**WORK INSTRUCTIONS**
Would you repeat the listing exactly but omit every picture?

**DATA RECORDS**
--- START ---
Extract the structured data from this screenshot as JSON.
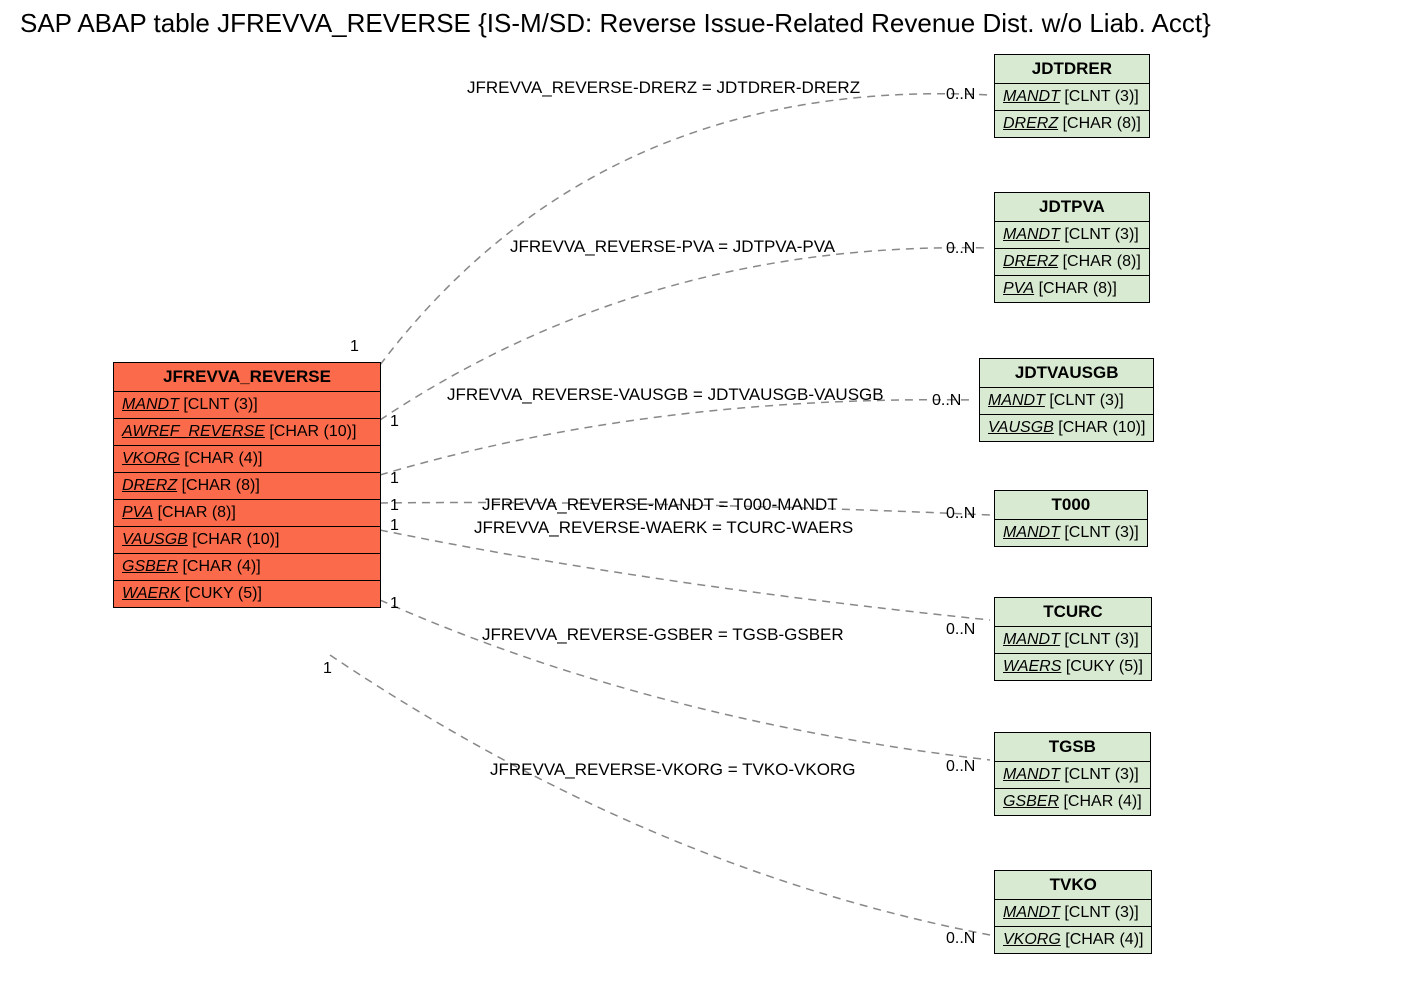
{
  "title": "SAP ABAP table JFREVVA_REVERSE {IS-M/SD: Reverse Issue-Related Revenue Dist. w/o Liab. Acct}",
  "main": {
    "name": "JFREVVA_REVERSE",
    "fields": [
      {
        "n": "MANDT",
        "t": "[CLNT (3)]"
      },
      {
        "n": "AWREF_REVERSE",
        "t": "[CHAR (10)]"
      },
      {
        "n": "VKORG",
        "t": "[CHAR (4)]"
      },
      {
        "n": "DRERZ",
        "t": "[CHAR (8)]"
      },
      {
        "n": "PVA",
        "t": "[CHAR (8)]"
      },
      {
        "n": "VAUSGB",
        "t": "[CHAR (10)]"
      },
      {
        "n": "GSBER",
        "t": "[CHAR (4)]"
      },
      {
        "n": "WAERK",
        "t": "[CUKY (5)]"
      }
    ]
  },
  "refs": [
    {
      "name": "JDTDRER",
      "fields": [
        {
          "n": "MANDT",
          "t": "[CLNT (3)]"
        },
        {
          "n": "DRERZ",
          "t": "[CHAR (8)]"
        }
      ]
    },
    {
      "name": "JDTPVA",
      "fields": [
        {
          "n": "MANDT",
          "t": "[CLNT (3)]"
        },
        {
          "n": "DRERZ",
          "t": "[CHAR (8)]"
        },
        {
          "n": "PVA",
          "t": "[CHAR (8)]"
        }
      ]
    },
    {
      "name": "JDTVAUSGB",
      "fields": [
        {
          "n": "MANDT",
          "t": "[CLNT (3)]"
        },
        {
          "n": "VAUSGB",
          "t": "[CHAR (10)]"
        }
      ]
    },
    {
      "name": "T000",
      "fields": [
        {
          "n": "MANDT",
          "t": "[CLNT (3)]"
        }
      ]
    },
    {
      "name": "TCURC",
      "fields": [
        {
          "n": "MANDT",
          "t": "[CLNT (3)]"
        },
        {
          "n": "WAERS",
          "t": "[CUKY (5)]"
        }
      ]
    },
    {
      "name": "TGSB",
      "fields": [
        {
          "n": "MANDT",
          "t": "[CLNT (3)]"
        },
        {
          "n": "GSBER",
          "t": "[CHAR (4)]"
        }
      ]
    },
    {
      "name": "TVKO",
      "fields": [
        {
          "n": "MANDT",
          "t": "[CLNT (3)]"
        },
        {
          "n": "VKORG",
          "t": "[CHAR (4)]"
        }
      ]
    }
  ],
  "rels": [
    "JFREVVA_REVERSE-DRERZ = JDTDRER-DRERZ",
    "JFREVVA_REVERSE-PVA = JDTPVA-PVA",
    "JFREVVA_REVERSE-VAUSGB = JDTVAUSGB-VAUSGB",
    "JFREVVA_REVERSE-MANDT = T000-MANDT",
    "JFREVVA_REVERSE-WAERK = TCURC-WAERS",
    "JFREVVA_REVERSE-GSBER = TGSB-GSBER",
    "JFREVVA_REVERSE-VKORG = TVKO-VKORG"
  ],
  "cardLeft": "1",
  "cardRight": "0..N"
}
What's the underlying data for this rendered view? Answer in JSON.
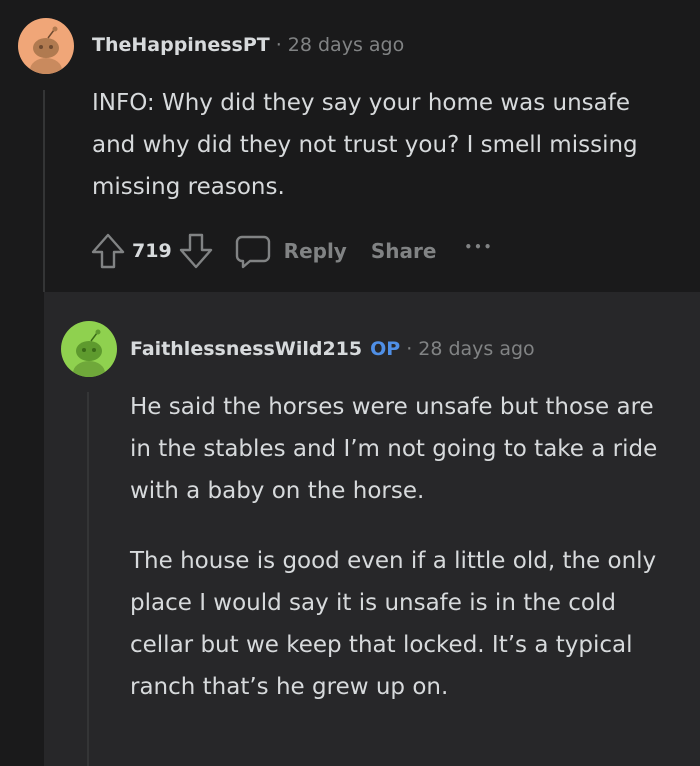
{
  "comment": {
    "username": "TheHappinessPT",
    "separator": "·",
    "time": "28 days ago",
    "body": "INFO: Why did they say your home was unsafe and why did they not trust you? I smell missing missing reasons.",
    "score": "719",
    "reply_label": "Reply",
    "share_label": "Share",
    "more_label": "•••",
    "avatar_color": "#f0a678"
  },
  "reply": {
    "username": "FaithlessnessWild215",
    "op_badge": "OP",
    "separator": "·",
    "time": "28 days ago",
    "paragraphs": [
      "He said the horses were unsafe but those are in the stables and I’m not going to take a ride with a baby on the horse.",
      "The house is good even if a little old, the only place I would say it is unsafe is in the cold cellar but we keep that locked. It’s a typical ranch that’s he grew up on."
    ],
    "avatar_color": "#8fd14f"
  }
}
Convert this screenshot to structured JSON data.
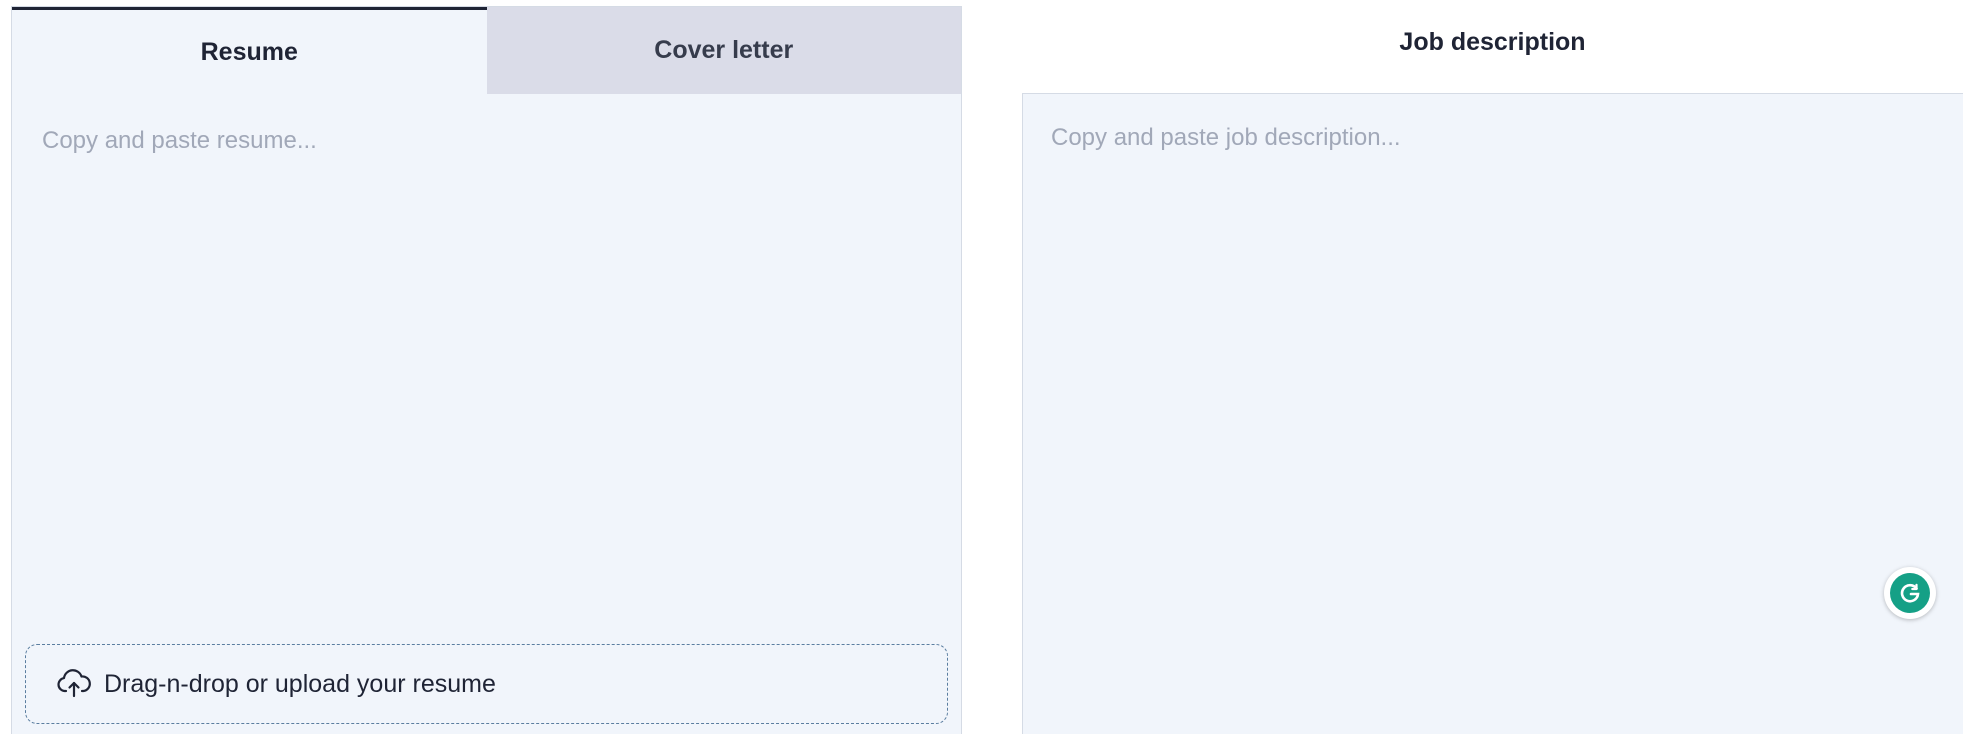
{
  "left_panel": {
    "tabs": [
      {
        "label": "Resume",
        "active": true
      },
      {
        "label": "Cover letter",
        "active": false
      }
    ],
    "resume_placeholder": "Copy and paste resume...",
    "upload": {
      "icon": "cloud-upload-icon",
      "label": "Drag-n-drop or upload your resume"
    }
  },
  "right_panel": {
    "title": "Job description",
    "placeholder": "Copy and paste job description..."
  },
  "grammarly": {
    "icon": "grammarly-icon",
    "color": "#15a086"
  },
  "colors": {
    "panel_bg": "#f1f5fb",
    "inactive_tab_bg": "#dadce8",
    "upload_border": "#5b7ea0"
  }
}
--- END ---
**RIGHT ANSWER**
Extract the structured data from this screenshot as JSON.
{
  "title": "SAP ABAP table JFREVVA_REVERSE {IS-M/SD: Reverse Issue-Related Revenue Dist. w/o Liab. Acct}",
  "main": {
    "name": "JFREVVA_REVERSE",
    "fields": [
      {
        "n": "MANDT",
        "t": "[CLNT (3)]"
      },
      {
        "n": "AWREF_REVERSE",
        "t": "[CHAR (10)]"
      },
      {
        "n": "VKORG",
        "t": "[CHAR (4)]"
      },
      {
        "n": "DRERZ",
        "t": "[CHAR (8)]"
      },
      {
        "n": "PVA",
        "t": "[CHAR (8)]"
      },
      {
        "n": "VAUSGB",
        "t": "[CHAR (10)]"
      },
      {
        "n": "GSBER",
        "t": "[CHAR (4)]"
      },
      {
        "n": "WAERK",
        "t": "[CUKY (5)]"
      }
    ]
  },
  "refs": [
    {
      "name": "JDTDRER",
      "fields": [
        {
          "n": "MANDT",
          "t": "[CLNT (3)]"
        },
        {
          "n": "DRERZ",
          "t": "[CHAR (8)]"
        }
      ]
    },
    {
      "name": "JDTPVA",
      "fields": [
        {
          "n": "MANDT",
          "t": "[CLNT (3)]"
        },
        {
          "n": "DRERZ",
          "t": "[CHAR (8)]"
        },
        {
          "n": "PVA",
          "t": "[CHAR (8)]"
        }
      ]
    },
    {
      "name": "JDTVAUSGB",
      "fields": [
        {
          "n": "MANDT",
          "t": "[CLNT (3)]"
        },
        {
          "n": "VAUSGB",
          "t": "[CHAR (10)]"
        }
      ]
    },
    {
      "name": "T000",
      "fields": [
        {
          "n": "MANDT",
          "t": "[CLNT (3)]"
        }
      ]
    },
    {
      "name": "TCURC",
      "fields": [
        {
          "n": "MANDT",
          "t": "[CLNT (3)]"
        },
        {
          "n": "WAERS",
          "t": "[CUKY (5)]"
        }
      ]
    },
    {
      "name": "TGSB",
      "fields": [
        {
          "n": "MANDT",
          "t": "[CLNT (3)]"
        },
        {
          "n": "GSBER",
          "t": "[CHAR (4)]"
        }
      ]
    },
    {
      "name": "TVKO",
      "fields": [
        {
          "n": "MANDT",
          "t": "[CLNT (3)]"
        },
        {
          "n": "VKORG",
          "t": "[CHAR (4)]"
        }
      ]
    }
  ],
  "rels": [
    "JFREVVA_REVERSE-DRERZ = JDTDRER-DRERZ",
    "JFREVVA_REVERSE-PVA = JDTPVA-PVA",
    "JFREVVA_REVERSE-VAUSGB = JDTVAUSGB-VAUSGB",
    "JFREVVA_REVERSE-MANDT = T000-MANDT",
    "JFREVVA_REVERSE-WAERK = TCURC-WAERS",
    "JFREVVA_REVERSE-GSBER = TGSB-GSBER",
    "JFREVVA_REVERSE-VKORG = TVKO-VKORG"
  ],
  "cardLeft": "1",
  "cardRight": "0..N"
}
What's the underlying data for this rendered view? Answer in JSON.
{
  "comment": {
    "username": "TheHappinessPT",
    "separator": "·",
    "time": "28 days ago",
    "body": "INFO: Why did they say your home was unsafe and why did they not trust you? I smell missing missing reasons.",
    "score": "719",
    "reply_label": "Reply",
    "share_label": "Share",
    "more_label": "•••",
    "avatar_color": "#f0a678"
  },
  "reply": {
    "username": "FaithlessnessWild215",
    "op_badge": "OP",
    "separator": "·",
    "time": "28 days ago",
    "paragraphs": [
      "He said the horses were unsafe but those are in the stables and I’m not going to take a ride with a baby on the horse.",
      "The house is good even if a little old, the only place I would say it is unsafe is in the cold cellar but we keep that locked. It’s a typical ranch that’s he grew up on."
    ],
    "avatar_color": "#8fd14f"
  }
}
Convert this screenshot to structured JSON data.
{
  "left_panel": {
    "tabs": [
      {
        "label": "Resume",
        "active": true
      },
      {
        "label": "Cover letter",
        "active": false
      }
    ],
    "resume_placeholder": "Copy and paste resume...",
    "upload": {
      "icon": "cloud-upload-icon",
      "label": "Drag-n-drop or upload your resume"
    }
  },
  "right_panel": {
    "title": "Job description",
    "placeholder": "Copy and paste job description..."
  },
  "grammarly": {
    "icon": "grammarly-icon",
    "color": "#15a086"
  },
  "colors": {
    "panel_bg": "#f1f5fb",
    "inactive_tab_bg": "#dadce8",
    "upload_border": "#5b7ea0"
  }
}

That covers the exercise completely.